Goal
Copy out the entries exactly, from the first line to the last.

Extracted records
%%

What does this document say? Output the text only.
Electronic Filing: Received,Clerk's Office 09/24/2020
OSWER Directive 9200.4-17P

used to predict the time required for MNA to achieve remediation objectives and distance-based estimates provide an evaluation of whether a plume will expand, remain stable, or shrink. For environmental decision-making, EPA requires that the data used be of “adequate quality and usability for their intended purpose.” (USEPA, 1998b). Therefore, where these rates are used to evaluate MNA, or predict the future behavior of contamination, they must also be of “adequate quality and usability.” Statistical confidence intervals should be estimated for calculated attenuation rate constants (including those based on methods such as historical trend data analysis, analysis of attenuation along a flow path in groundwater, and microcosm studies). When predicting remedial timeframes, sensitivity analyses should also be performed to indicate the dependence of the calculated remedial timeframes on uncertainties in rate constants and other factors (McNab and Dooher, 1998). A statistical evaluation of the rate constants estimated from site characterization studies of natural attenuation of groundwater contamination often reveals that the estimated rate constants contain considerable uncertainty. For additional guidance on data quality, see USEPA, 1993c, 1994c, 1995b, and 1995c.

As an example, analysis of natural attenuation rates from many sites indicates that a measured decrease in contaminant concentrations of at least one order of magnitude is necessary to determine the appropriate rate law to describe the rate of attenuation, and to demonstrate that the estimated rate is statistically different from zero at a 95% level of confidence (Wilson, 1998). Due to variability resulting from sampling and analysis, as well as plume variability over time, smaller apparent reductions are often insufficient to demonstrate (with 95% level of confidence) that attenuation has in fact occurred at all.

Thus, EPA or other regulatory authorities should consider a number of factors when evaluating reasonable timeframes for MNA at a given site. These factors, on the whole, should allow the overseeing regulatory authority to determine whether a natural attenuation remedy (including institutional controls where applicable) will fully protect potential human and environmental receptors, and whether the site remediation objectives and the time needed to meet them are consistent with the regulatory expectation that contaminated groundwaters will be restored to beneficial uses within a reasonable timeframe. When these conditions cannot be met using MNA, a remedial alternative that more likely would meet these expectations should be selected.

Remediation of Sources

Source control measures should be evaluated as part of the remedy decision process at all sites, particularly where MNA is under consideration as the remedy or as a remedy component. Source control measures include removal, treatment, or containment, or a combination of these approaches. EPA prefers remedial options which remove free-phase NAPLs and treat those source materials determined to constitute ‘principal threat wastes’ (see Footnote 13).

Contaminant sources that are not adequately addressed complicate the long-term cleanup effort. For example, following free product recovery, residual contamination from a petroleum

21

%%

Result for this task
What does this document say? Output the text only.
Electronic Filing: Received,Clerk's Office 09/24/2020
OSWER Directive 9200.4-17P

used to predict the time required for MNA to achieve remediation objectives and distance-based estimates provide an evaluation of whether a plume will expand, remain stable, or shrink. For environmental decision-making, EPA requires that the data used be of “adequate quality and usability for their intended purpose.” (USEPA, 1998b). Therefore, where these rates are used to evaluate MNA, or predict the future behavior of contamination, they must also be of “adequate quality and usability.” Statistical confidence intervals should be estimated for calculated attenuation rate constants (including those based on methods such as historical trend data analysis, analysis of attenuation along a flow path in groundwater, and microcosm studies). When predicting remedial timeframes, sensitivity analyses should also be performed to indicate the dependence of the calculated remedial timeframes on uncertainties in rate constants and other factors (McNab and Dooher, 1998). A statistical evaluation of the rate constants estimated from site characterization studies of natural attenuation of groundwater contamination often reveals that the estimated rate constants contain considerable uncertainty. For additional guidance on data quality, see USEPA, 1993c, 1994c, 1995b, and 1995c.

As an example, analysis of natural attenuation rates from many sites indicates that a measured decrease in contaminant concentrations of at least one order of magnitude is necessary to determine the appropriate rate law to describe the rate of attenuation, and to demonstrate that the estimated rate is statistically different from zero at a 95% level of confidence (Wilson, 1998). Due to variability resulting from sampling and analysis, as well as plume variability over time, smaller apparent reductions are often insufficient to demonstrate (with 95% level of confidence) that attenuation has in fact occurred at all.

Thus, EPA or other regulatory authorities should consider a number of factors when evaluating reasonable timeframes for MNA at a given site. These factors, on the whole, should allow the overseeing regulatory authority to determine whether a natural attenuation remedy (including institutional controls where applicable) will fully protect potential human and environmental receptors, and whether the site remediation objectives and the time needed to meet them are consistent with the regulatory expectation that contaminated groundwaters will be restored to beneficial uses within a reasonable timeframe. When these conditions cannot be met using MNA, a remedial alternative that more likely would meet these expectations should be selected.

Remediation of Sources

Source control measures should be evaluated as part of the remedy decision process at all sites, particularly where MNA is under consideration as the remedy or as a remedy component. Source control measures include removal, treatment, or containment, or a combination of these approaches. EPA prefers remedial options which remove free-phase NAPLs and treat those source materials determined to constitute ‘principal threat wastes’ (see Footnote 13).

Contaminant sources that are not adequately addressed complicate the long-term cleanup effort. For example, following free product recovery, residual contamination from a petroleum

21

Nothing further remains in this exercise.